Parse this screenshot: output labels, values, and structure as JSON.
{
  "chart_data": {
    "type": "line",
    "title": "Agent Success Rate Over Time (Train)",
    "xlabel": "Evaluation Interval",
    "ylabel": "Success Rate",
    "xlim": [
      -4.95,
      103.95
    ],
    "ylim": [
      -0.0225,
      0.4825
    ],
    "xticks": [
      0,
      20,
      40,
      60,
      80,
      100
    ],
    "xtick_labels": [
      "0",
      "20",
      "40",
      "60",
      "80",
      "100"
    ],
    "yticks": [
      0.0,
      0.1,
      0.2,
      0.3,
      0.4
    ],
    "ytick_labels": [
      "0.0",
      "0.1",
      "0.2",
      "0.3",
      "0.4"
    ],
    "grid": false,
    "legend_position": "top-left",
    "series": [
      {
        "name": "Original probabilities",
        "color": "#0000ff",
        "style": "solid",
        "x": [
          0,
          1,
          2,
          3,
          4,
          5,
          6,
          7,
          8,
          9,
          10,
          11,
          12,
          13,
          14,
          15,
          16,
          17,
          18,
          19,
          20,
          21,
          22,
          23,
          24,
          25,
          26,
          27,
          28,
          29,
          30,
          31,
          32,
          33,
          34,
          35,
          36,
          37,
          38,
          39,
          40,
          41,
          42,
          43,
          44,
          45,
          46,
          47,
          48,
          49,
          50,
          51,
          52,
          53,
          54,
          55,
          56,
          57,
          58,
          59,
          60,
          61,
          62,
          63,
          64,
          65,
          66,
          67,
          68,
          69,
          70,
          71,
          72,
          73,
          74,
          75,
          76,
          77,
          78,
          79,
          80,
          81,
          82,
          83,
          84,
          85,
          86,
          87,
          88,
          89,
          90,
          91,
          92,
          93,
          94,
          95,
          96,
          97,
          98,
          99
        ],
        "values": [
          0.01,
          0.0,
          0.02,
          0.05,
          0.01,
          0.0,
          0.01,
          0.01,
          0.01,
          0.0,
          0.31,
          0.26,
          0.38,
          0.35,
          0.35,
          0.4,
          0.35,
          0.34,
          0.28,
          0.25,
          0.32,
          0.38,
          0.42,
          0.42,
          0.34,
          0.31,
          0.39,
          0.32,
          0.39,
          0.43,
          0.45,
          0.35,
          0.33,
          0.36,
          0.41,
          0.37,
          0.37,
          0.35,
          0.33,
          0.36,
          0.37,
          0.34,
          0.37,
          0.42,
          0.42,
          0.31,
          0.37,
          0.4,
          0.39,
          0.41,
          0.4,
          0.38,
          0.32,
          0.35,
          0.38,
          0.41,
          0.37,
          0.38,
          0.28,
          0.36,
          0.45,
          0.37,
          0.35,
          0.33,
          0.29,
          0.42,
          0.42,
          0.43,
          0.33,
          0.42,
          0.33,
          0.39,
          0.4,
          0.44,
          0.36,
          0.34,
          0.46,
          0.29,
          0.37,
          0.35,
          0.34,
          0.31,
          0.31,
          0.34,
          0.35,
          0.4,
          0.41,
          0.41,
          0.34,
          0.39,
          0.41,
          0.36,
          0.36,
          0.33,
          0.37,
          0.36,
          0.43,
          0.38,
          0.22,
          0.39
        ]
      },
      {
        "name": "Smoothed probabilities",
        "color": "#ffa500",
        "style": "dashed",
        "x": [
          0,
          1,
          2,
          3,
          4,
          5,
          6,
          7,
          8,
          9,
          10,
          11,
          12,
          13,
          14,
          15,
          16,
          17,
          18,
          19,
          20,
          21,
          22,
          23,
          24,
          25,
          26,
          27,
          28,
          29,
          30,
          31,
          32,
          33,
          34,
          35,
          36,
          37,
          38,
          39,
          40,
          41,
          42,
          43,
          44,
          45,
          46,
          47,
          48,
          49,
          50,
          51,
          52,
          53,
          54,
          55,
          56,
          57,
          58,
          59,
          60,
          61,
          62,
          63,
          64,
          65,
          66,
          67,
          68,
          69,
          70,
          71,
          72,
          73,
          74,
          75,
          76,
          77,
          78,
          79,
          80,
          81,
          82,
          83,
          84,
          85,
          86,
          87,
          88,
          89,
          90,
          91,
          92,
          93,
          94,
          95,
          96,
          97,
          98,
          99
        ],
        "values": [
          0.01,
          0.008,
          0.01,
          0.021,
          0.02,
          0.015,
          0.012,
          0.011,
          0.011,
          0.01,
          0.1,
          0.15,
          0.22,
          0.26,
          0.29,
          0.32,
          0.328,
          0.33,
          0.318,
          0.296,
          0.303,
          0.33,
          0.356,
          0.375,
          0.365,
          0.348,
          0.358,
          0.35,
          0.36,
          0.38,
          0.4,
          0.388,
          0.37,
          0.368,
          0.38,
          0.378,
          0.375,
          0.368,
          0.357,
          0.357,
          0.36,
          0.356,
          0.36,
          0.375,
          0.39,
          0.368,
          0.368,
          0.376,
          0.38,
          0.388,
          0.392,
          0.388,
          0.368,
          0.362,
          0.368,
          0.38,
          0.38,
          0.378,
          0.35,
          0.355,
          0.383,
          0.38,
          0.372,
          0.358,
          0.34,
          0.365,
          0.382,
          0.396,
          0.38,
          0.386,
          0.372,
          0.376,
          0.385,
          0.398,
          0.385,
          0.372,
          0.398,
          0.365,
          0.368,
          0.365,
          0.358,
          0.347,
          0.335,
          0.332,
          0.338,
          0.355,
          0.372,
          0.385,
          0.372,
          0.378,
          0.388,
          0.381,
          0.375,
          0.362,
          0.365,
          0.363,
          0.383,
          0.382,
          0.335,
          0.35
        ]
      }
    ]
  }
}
————
● Prompt
Above are some records. Count the lines among them with the word "Rate", and answer with the number only.

● Exercise answer
2